**Material for the task**
* Start *

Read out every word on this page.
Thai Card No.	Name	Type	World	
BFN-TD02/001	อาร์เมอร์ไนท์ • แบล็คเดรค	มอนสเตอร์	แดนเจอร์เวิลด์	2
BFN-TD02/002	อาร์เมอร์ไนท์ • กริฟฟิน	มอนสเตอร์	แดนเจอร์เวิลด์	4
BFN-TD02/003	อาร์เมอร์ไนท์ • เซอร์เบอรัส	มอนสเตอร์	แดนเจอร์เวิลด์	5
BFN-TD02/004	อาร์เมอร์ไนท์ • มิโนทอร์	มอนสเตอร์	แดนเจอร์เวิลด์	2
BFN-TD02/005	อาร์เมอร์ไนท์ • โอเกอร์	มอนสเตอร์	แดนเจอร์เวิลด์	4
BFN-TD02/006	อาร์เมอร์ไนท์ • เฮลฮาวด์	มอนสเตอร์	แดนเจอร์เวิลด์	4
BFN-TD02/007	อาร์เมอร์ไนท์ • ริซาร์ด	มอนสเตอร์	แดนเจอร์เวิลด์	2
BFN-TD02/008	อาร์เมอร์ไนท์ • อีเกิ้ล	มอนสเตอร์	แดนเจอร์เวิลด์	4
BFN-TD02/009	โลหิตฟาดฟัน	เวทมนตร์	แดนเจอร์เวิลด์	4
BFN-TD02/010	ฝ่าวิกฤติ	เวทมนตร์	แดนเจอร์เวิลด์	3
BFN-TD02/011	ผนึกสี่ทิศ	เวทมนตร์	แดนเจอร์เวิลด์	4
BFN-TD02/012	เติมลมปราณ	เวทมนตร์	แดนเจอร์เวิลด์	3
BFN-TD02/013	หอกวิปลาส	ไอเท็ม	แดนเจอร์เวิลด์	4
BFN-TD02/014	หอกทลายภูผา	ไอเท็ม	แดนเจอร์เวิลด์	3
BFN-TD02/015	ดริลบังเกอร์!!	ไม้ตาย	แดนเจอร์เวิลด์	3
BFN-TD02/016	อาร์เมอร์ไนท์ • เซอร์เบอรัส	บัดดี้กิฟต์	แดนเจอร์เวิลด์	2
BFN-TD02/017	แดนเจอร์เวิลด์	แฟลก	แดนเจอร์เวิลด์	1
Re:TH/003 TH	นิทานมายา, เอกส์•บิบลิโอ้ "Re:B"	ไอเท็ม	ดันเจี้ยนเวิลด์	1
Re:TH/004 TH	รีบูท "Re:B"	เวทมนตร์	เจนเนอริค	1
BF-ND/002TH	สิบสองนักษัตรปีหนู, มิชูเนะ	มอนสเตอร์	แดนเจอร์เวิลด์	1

* End *
* Start *

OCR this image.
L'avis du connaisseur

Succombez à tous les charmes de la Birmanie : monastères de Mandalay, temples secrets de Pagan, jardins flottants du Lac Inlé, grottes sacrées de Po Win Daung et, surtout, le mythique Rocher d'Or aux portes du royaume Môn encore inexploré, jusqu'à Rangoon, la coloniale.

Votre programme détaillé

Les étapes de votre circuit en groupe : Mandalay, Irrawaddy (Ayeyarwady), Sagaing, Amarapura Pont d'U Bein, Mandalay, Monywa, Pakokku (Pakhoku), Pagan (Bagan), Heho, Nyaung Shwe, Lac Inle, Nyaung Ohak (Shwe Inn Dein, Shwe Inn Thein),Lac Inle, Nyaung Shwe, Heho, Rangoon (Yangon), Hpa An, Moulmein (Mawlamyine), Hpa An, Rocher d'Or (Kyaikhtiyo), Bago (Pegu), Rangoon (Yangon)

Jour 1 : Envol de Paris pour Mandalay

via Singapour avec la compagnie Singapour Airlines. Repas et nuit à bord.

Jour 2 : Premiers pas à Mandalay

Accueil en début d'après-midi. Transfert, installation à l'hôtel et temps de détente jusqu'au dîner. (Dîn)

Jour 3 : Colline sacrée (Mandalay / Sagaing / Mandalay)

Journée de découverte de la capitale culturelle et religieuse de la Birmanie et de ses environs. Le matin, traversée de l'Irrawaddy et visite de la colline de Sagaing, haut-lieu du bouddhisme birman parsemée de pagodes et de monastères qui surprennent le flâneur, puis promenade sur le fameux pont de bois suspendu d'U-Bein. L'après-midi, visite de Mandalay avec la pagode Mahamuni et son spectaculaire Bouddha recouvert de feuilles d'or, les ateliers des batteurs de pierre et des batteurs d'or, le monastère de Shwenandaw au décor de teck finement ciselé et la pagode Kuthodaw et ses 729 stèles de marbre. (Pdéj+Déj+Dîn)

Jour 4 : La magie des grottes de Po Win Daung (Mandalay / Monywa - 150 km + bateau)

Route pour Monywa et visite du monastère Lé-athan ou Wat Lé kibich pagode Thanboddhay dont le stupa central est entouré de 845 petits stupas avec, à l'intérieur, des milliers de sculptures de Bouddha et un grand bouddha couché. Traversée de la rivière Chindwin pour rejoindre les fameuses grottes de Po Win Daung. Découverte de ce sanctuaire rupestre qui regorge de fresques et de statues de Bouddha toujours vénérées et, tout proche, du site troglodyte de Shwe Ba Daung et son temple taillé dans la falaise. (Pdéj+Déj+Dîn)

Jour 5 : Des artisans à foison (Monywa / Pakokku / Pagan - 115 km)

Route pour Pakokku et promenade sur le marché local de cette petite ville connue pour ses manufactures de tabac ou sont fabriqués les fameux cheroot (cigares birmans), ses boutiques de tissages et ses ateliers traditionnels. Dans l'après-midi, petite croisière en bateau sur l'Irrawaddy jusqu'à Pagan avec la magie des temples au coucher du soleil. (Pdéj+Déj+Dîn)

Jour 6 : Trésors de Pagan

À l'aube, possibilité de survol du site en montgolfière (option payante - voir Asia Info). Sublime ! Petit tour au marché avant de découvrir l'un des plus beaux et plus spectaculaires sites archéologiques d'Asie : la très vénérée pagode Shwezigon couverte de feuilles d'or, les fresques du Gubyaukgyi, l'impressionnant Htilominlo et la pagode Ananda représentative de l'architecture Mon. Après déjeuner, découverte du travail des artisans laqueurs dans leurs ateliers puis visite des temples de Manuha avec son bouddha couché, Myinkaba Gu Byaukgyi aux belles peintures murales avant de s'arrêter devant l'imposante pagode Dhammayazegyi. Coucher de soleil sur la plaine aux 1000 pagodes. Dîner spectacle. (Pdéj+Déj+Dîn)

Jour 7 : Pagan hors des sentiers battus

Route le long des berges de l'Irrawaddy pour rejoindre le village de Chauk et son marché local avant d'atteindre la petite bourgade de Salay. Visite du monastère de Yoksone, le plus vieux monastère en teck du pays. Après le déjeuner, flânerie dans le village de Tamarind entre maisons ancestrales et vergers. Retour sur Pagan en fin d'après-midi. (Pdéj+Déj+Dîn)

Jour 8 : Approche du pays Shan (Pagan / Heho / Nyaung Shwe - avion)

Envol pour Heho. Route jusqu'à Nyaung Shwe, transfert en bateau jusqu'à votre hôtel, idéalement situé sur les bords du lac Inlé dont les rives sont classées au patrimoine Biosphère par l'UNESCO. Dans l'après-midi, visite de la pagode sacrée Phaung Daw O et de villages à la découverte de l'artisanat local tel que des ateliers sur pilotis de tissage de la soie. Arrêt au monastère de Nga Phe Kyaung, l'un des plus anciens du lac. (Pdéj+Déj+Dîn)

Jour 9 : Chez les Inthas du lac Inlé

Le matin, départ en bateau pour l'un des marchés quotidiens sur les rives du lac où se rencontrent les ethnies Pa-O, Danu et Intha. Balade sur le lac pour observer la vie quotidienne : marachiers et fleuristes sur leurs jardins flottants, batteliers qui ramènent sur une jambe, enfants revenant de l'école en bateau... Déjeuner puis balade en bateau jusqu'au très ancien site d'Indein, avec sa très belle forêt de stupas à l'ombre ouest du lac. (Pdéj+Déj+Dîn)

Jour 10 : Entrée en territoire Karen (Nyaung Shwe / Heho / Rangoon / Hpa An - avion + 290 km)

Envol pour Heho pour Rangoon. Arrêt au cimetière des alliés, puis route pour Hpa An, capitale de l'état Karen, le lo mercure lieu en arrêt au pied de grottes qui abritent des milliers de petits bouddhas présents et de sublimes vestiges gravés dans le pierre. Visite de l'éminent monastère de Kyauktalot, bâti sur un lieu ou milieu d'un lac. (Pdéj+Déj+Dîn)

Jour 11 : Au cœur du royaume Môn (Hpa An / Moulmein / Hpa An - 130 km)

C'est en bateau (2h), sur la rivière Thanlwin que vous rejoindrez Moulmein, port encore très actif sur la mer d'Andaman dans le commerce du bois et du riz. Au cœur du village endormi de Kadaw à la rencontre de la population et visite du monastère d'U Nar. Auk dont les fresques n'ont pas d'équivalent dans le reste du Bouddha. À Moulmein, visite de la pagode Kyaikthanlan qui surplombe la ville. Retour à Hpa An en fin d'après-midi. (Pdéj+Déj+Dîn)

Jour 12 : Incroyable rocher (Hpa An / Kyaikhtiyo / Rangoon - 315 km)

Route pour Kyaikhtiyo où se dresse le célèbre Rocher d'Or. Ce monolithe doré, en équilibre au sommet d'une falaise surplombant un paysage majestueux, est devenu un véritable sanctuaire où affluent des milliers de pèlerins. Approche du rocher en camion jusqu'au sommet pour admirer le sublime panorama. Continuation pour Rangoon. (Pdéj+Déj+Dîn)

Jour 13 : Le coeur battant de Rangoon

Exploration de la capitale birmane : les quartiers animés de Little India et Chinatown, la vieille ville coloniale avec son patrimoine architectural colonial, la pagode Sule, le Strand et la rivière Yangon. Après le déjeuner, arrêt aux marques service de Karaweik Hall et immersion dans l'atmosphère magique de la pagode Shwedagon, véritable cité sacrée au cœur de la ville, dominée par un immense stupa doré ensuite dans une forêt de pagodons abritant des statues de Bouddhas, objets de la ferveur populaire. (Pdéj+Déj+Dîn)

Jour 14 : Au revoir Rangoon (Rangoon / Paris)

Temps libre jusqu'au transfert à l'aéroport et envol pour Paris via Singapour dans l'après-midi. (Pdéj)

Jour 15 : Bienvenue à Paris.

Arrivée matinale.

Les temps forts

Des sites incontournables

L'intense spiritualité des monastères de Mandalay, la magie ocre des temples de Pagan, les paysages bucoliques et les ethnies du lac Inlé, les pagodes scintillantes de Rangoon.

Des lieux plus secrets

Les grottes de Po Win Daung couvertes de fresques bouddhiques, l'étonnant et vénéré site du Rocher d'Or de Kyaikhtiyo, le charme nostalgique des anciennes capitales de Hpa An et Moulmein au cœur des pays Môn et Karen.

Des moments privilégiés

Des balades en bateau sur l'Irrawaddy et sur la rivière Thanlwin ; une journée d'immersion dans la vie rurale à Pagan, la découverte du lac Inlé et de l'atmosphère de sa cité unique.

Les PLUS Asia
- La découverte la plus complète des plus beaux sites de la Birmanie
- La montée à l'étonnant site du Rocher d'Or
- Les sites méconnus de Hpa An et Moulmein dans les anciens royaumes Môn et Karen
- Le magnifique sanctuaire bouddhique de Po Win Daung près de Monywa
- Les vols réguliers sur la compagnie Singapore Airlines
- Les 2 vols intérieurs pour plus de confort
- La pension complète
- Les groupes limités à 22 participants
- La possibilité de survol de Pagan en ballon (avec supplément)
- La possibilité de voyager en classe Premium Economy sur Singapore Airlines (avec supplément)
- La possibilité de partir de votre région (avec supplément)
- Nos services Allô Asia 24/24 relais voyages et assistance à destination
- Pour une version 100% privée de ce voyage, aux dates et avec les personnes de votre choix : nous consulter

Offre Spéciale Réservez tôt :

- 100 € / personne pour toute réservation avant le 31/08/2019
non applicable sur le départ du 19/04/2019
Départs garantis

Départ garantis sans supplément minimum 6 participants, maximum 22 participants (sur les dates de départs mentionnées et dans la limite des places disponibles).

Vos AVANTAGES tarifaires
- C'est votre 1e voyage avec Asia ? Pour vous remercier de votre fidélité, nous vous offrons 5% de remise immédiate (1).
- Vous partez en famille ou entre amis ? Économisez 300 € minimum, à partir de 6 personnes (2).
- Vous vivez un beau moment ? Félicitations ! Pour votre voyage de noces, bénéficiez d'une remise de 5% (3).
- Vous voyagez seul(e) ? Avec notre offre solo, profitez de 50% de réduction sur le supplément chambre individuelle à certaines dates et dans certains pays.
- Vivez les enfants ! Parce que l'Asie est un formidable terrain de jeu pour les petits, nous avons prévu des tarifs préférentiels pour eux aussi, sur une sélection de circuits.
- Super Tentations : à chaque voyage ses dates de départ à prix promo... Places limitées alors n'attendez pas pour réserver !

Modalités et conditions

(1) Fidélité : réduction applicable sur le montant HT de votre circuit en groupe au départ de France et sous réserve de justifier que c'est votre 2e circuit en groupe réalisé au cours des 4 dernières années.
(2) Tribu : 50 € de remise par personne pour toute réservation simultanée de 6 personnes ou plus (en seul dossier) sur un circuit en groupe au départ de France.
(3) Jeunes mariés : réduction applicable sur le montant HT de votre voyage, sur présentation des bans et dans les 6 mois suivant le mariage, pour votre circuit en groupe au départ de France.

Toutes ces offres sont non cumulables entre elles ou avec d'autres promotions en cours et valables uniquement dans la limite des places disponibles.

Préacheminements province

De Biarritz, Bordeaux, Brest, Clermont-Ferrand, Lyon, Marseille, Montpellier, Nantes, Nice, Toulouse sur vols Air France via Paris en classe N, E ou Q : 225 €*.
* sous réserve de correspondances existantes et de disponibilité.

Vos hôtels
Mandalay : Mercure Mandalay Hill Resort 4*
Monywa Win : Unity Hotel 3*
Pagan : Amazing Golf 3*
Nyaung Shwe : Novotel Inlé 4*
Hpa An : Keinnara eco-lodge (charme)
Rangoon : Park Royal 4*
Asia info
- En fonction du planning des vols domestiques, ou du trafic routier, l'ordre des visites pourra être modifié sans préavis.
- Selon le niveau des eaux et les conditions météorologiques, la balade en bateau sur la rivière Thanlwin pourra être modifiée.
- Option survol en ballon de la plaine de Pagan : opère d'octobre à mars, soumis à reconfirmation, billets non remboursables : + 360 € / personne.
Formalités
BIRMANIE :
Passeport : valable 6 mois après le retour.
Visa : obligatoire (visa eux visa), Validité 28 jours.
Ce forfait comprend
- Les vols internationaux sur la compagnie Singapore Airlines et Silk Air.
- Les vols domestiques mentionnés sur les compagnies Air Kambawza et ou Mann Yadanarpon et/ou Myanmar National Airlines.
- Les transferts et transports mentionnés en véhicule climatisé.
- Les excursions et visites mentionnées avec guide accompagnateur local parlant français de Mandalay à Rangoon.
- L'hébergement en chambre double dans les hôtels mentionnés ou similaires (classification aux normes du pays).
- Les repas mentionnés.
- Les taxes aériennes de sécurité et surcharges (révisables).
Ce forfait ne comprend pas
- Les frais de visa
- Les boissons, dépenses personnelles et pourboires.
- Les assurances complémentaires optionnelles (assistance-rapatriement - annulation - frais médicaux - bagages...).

* End *

Say how many lines in the records above hold "domestiques", and give no other text.

**Task result**
2